(GOAL)
Omit the pictures, then reproduce every remaining record exactly.

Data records
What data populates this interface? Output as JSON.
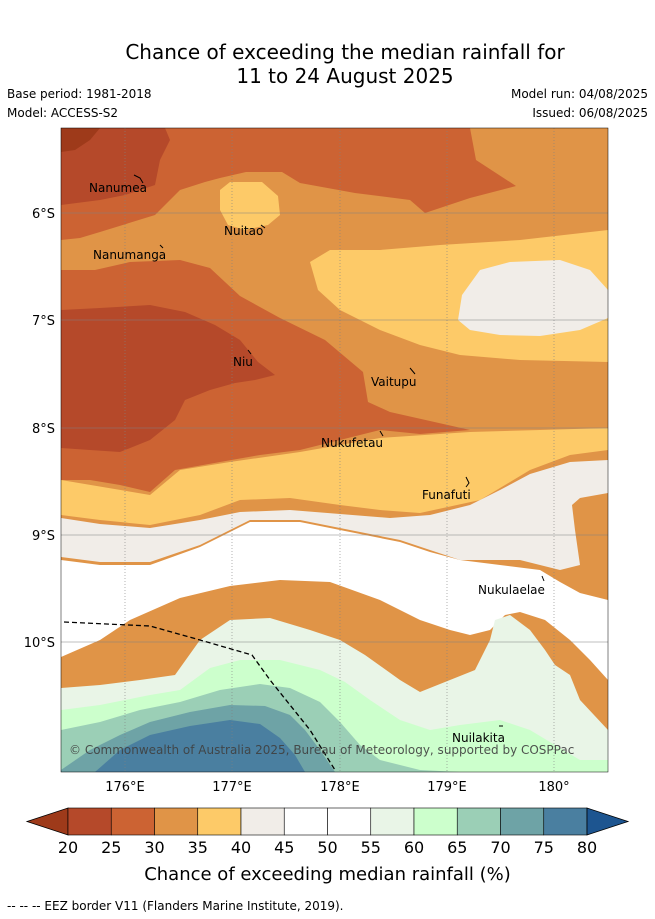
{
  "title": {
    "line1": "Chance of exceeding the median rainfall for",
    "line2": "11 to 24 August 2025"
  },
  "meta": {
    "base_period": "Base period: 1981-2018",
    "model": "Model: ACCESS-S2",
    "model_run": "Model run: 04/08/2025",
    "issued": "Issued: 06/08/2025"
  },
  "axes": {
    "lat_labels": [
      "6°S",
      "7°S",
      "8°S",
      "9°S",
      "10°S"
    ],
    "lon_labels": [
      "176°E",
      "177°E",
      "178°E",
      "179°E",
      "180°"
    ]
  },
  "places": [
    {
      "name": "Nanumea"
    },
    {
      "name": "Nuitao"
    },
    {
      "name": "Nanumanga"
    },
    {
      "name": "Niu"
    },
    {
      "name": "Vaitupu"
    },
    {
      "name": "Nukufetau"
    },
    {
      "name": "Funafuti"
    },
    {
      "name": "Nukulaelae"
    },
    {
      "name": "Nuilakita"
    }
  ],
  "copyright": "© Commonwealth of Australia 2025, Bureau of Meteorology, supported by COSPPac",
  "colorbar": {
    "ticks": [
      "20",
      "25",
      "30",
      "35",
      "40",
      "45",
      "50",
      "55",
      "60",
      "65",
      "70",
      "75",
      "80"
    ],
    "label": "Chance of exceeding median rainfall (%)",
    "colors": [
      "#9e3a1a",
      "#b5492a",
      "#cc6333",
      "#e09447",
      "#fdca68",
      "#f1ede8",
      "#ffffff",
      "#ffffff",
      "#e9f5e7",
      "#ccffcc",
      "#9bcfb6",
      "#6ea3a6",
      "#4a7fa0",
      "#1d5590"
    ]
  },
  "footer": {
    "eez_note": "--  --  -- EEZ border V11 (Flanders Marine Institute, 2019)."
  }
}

(RIGHT ANSWER)
What data populates this interface? Output as JSON.
{
  "title": {
    "line1": "Chance of exceeding the median rainfall for",
    "line2": "11 to 24 August 2025"
  },
  "meta": {
    "base_period": "Base period: 1981-2018",
    "model": "Model: ACCESS-S2",
    "model_run": "Model run: 04/08/2025",
    "issued": "Issued: 06/08/2025"
  },
  "axes": {
    "lat_labels": [
      "6°S",
      "7°S",
      "8°S",
      "9°S",
      "10°S"
    ],
    "lon_labels": [
      "176°E",
      "177°E",
      "178°E",
      "179°E",
      "180°"
    ]
  },
  "places": [
    {
      "name": "Nanumea"
    },
    {
      "name": "Nuitao"
    },
    {
      "name": "Nanumanga"
    },
    {
      "name": "Niu"
    },
    {
      "name": "Vaitupu"
    },
    {
      "name": "Nukufetau"
    },
    {
      "name": "Funafuti"
    },
    {
      "name": "Nukulaelae"
    },
    {
      "name": "Nuilakita"
    }
  ],
  "copyright": "© Commonwealth of Australia 2025, Bureau of Meteorology, supported by COSPPac",
  "colorbar": {
    "ticks": [
      "20",
      "25",
      "30",
      "35",
      "40",
      "45",
      "50",
      "55",
      "60",
      "65",
      "70",
      "75",
      "80"
    ],
    "label": "Chance of exceeding median rainfall (%)",
    "colors": [
      "#9e3a1a",
      "#b5492a",
      "#cc6333",
      "#e09447",
      "#fdca68",
      "#f1ede8",
      "#ffffff",
      "#ffffff",
      "#e9f5e7",
      "#ccffcc",
      "#9bcfb6",
      "#6ea3a6",
      "#4a7fa0",
      "#1d5590"
    ]
  },
  "footer": {
    "eez_note": "--  --  -- EEZ border V11 (Flanders Marine Institute, 2019)."
  }
}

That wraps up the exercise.